## Ce qu'il faut faire
a) Dans le texte sur l'économie du Maroc, quel organisme américain est donné en exemple d'institution de vérification ?
b) Reprenez le texte sur l'économie du Maroc à la suite de sa dernière phrase.

## Texte du document
● ● ● ●
116. Il est ainsi possible d’être optimiste aujourd’hui : les deux méta-contraintes que nous identifions
comme la cause profonde de nos maux en deuxième partie de cette contribution, ne sont pas si
difficiles que cela à lever, au moins partiellement et de manière effective. En effet, le Maroc avance
et progresse malgré tout comme l’attestent certains succès dont nous pouvons nous prévaloir dans
le domaine économique, comme par exemple la stabilité des fondamentaux macro-économiques, la
bonne tenue de notre secteur touristique, ou encore l’émergence et le développement d’entreprises
marocaines " leader " (que ce soit dans le secteur bancaire, industriel ou des technologies de
l’information).

117. Ainsi, il est aujourd’hui possible d’envisager, des manières progressives de lever partiellement les
méta-contraintes que nous évoquons : a minima, il serait possible d’exiger la transparence sur tous les
"plans" qui sont mis en œuvre; il serait possible d’envisager que les responsables gouvernementaux
exercent plus complètement leurs prérogatives; il serait possible d’imaginer un processus par lequel
un débat est organisé sur les grandes orientations économiques avant qu’elles ne soient figées dans
un contrat programme signé devant le roi; il serait possible d’exiger des dirigeants économiques
d’inclure des indicateurs d’impact appropriés et des outils de mesure de la réussite de leurs plans avant
que ceux-ci ne soient mis en œuvre 136; il serait possible d’envisager la création d’une institution de
vérification et d’analyse contradictoire des " plans " proposés ou des politiques publiques envisagées
(à l’exemple un peu du Congressional Budget Office aux États-Unis) avant que celles-ci ne soient
mises en place; il serait possible de créer une instance rigoureusement indépendante d’évaluation des
politiques publiques qui, de manière impartiale et en toute transparence, évaluerait les politiques
publiques et publierait les résultats de ces évaluations, etc.
● ● ● ●
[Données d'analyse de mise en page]
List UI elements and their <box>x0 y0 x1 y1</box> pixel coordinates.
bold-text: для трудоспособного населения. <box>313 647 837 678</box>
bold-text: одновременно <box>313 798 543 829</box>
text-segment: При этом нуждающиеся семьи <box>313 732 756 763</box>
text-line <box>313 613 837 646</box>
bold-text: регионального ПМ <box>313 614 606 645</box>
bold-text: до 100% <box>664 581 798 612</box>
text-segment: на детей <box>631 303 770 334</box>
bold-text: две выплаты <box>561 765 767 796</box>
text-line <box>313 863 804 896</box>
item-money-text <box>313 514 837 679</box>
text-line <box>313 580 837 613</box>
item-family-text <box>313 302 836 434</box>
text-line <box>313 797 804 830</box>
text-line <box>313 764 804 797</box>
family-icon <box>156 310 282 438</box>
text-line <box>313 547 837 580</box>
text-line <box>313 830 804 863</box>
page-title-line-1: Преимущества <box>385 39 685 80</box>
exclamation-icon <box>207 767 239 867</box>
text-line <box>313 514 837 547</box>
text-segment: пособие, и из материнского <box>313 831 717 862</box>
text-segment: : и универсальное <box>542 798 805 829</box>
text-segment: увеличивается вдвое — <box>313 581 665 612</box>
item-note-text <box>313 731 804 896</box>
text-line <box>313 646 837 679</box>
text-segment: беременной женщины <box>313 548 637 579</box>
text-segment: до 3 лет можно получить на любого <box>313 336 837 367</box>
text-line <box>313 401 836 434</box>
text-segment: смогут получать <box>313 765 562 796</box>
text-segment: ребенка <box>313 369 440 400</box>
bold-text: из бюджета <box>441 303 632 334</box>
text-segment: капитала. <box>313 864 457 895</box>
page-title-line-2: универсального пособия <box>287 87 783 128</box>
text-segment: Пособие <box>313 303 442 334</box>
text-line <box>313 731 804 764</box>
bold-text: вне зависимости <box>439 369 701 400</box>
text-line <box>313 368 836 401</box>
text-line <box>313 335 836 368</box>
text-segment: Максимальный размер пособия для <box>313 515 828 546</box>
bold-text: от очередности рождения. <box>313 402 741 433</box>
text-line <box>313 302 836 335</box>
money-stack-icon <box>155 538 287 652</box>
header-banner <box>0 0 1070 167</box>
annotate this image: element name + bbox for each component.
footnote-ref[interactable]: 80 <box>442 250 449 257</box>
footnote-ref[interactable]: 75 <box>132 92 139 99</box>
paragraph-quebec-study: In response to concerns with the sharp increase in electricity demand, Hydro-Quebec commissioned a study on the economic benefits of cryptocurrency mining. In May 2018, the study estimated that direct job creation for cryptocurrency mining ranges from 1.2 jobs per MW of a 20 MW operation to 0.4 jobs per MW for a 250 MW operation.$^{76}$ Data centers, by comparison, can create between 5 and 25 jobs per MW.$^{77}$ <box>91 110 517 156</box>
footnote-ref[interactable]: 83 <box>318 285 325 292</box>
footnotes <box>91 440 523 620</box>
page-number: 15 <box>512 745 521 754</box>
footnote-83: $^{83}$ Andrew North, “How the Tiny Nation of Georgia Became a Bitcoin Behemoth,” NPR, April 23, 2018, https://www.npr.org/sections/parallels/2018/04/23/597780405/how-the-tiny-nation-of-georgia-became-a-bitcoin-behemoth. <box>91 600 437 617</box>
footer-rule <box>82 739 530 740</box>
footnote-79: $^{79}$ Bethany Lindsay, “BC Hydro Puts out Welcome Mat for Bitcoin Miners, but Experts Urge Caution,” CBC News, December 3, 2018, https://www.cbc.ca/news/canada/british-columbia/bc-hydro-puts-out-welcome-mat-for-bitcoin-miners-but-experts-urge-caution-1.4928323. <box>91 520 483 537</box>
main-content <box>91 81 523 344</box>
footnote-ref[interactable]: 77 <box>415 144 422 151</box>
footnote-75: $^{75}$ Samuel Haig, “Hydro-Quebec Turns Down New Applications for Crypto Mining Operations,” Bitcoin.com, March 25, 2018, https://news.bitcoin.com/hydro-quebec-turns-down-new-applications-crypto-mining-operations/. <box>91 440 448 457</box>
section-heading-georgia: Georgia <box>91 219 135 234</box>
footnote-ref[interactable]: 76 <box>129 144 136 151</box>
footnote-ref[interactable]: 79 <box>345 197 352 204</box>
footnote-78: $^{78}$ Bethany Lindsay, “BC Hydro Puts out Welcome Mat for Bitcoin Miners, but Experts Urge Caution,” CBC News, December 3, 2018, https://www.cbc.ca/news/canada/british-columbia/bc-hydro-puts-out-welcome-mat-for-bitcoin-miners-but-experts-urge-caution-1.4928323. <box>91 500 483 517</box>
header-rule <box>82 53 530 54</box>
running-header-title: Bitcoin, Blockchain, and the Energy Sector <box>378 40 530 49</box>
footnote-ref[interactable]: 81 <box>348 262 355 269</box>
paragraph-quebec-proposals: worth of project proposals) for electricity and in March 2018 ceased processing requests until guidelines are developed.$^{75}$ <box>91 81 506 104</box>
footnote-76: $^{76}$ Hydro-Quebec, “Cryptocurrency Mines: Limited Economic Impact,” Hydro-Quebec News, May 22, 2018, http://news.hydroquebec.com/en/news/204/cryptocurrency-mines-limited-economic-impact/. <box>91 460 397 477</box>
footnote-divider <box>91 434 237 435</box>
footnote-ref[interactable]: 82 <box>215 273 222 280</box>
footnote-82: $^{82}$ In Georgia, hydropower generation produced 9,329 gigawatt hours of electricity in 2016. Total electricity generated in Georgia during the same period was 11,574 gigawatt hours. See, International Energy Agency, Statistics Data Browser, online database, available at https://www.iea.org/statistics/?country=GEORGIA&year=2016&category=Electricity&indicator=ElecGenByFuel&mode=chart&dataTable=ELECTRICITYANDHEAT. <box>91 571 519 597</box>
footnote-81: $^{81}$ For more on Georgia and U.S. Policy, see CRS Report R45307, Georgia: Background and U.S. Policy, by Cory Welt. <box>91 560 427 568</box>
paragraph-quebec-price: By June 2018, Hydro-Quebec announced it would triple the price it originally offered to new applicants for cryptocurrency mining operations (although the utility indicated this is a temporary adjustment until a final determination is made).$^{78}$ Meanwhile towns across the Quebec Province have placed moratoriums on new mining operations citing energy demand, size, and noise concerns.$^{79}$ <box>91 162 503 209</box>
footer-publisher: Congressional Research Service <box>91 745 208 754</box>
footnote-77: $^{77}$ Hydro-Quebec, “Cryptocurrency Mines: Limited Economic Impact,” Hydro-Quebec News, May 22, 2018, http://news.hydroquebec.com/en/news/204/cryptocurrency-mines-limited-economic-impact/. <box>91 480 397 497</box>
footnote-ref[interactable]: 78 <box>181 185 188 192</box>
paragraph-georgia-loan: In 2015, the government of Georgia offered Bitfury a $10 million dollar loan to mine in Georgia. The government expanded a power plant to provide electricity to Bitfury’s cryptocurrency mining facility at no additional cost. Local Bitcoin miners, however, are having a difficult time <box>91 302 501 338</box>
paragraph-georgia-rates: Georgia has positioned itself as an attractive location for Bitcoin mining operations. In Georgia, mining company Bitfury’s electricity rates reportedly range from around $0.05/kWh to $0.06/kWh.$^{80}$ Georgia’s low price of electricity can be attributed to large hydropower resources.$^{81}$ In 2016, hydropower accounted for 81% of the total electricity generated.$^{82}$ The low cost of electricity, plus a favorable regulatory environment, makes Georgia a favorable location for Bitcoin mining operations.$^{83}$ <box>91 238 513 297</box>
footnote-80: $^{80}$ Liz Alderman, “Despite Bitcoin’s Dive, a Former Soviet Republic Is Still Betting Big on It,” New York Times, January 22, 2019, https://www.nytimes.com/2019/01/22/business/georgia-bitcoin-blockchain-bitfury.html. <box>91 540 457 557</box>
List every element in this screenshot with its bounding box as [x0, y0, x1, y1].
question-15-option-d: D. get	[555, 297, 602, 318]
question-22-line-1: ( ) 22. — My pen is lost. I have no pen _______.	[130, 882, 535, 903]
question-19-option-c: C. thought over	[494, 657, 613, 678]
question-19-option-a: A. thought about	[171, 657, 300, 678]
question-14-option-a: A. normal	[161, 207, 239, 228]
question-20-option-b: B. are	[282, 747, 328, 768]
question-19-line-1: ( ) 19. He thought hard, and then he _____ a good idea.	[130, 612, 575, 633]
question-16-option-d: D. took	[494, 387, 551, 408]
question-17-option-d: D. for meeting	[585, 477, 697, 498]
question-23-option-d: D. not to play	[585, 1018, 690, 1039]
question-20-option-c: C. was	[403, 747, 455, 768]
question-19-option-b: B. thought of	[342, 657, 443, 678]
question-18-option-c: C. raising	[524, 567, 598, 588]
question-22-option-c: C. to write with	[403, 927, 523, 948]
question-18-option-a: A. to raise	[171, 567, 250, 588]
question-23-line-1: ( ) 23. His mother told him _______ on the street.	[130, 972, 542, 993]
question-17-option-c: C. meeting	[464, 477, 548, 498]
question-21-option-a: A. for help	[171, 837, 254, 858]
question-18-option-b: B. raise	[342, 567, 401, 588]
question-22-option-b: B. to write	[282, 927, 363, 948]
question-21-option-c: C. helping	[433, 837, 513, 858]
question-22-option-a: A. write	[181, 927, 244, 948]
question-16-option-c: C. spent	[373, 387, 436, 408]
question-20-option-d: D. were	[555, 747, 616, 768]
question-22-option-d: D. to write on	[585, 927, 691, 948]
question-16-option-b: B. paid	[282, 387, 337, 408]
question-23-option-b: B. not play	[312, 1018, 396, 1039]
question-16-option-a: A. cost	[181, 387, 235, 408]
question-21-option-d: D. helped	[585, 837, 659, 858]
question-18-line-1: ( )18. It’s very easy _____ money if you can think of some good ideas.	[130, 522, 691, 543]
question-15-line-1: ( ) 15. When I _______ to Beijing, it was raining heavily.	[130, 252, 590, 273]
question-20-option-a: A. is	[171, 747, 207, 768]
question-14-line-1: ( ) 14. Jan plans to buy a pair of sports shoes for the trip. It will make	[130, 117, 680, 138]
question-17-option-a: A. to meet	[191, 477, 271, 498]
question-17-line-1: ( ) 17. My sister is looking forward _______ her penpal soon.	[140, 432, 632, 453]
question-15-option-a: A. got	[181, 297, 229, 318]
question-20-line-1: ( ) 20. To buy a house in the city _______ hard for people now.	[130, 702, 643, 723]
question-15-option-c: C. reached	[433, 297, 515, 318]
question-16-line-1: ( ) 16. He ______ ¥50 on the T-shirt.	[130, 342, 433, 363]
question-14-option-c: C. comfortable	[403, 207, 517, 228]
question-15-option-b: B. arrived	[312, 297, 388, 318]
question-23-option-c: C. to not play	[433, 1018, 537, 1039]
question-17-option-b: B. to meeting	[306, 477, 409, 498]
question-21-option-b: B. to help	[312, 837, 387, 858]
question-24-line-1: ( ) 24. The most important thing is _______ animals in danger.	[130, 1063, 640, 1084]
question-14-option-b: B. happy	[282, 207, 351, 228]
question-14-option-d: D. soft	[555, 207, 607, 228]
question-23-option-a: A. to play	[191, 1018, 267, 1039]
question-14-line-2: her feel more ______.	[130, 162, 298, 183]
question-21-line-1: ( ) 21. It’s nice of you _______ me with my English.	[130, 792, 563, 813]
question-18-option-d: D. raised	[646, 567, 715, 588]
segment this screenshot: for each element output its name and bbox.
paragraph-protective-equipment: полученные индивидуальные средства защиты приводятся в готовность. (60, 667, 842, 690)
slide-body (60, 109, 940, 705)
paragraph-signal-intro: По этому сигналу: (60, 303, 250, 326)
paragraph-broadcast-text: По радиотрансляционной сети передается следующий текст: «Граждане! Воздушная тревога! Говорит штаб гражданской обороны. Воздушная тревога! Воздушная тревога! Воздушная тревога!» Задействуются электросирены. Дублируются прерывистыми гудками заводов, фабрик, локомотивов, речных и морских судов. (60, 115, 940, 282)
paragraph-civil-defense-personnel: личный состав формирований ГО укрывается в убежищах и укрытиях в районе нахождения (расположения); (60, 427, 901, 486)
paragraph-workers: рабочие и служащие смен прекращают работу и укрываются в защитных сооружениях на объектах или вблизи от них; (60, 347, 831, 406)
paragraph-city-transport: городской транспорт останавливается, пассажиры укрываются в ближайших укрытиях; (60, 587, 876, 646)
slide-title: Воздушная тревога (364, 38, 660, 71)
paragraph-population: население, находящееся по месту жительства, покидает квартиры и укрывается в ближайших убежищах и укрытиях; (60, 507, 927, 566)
● ● ● ●
## Réponses par tâche
a) Le Congressional Budget Office.

b)
118. Comme on peut le constater, les pistes ne manquent pas, à commencer par un effort
supplémentaire de transparence et d’acceptation du débat contradictoire d’idées, car « il faut écouter
beaucoup et parler peu pour bien agir au gouvernement d’un Etat » 137. C’est dans cette perspective que
s’inscrit cette contribution. 

136
Bien entendu, il s’agit ici d’indicateurs d’impact pertinents et non d’indicateurs d’ " exécution " ou d’avancement des
travaux (un indicateur comme la construction de X zones industrielles par exemple n’est pas réellement pertinent, car la
finalité n’est pas la construction de zones industrielles, mais bien l’emploi et la valeur ajoutée générés par ces zones).
137
Cardinal de Richelieu, " Maximes d’État ", Imprimerie Nationale, 1880.